→ **TRY IT**
Here is a listing. Write it out again without a single difference.

START RECORDS TO PROCESS

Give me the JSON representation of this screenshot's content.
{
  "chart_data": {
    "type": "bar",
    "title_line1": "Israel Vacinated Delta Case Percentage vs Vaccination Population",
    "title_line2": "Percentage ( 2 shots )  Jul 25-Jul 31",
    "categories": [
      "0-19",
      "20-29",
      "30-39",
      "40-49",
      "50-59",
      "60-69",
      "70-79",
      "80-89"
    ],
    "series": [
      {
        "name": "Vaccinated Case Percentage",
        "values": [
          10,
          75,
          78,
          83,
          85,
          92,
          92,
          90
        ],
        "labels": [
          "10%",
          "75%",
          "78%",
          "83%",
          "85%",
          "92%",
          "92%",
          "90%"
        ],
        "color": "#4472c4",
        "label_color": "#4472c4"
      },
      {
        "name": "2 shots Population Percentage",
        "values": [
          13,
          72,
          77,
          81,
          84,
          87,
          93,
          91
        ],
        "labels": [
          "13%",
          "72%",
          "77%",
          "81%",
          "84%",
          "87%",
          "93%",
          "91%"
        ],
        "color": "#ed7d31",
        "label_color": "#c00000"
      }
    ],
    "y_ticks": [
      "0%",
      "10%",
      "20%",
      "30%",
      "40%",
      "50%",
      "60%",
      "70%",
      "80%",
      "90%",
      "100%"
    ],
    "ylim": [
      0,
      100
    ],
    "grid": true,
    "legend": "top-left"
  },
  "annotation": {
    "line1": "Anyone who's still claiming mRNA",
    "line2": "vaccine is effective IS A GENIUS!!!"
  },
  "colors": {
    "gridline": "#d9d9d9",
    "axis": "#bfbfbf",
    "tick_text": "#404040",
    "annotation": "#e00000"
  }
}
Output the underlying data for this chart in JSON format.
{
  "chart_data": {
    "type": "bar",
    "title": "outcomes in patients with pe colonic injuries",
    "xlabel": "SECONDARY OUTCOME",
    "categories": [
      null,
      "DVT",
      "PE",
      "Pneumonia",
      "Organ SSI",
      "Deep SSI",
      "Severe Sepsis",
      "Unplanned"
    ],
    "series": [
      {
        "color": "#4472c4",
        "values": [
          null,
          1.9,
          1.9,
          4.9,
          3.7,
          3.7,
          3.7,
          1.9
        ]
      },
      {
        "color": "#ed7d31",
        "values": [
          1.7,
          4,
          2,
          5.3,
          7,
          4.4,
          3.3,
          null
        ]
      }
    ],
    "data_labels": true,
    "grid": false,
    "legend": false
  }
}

END RECORDS TO PROCESS

→ **EXERCISE SOLUTION**
Give me the JSON representation of this screenshot's content.
{
  "chart_data": {
    "type": "bar",
    "title_line1": "Israel Vacinated Delta Case Percentage vs Vaccination Population",
    "title_line2": "Percentage ( 2 shots )  Jul 25-Jul 31",
    "categories": [
      "0-19",
      "20-29",
      "30-39",
      "40-49",
      "50-59",
      "60-69",
      "70-79",
      "80-89"
    ],
    "series": [
      {
        "name": "Vaccinated Case Percentage",
        "values": [
          10,
          75,
          78,
          83,
          85,
          92,
          92,
          90
        ],
        "labels": [
          "10%",
          "75%",
          "78%",
          "83%",
          "85%",
          "92%",
          "92%",
          "90%"
        ],
        "color": "#4472c4",
        "label_color": "#4472c4"
      },
      {
        "name": "2 shots Population Percentage",
        "values": [
          13,
          72,
          77,
          81,
          84,
          87,
          93,
          91
        ],
        "labels": [
          "13%",
          "72%",
          "77%",
          "81%",
          "84%",
          "87%",
          "93%",
          "91%"
        ],
        "color": "#ed7d31",
        "label_color": "#c00000"
      }
    ],
    "y_ticks": [
      "0%",
      "10%",
      "20%",
      "30%",
      "40%",
      "50%",
      "60%",
      "70%",
      "80%",
      "90%",
      "100%"
    ],
    "ylim": [
      0,
      100
    ],
    "grid": true,
    "legend": "top-left"
  },
  "annotation": {
    "line1": "Anyone who's still claiming mRNA",
    "line2": "vaccine is effective IS A GENIUS!!!"
  },
  "colors": {
    "gridline": "#d9d9d9",
    "axis": "#bfbfbf",
    "tick_text": "#404040",
    "annotation": "#e00000"
  }
}
Output the underlying data for this chart in JSON format.
{
  "chart_data": {
    "type": "bar",
    "title": "outcomes in patients with pe colonic injuries",
    "xlabel": "SECONDARY OUTCOME",
    "categories": [
      null,
      "DVT",
      "PE",
      "Pneumonia",
      "Organ SSI",
      "Deep SSI",
      "Severe Sepsis",
      "Unplanned"
    ],
    "series": [
      {
        "color": "#4472c4",
        "values": [
          null,
          1.9,
          1.9,
          4.9,
          3.7,
          3.7,
          3.7,
          1.9
        ]
      },
      {
        "color": "#ed7d31",
        "values": [
          1.7,
          4,
          2,
          5.3,
          7,
          4.4,
          3.3,
          null
        ]
      }
    ],
    "data_labels": true,
    "grid": false,
    "legend": false
  }
}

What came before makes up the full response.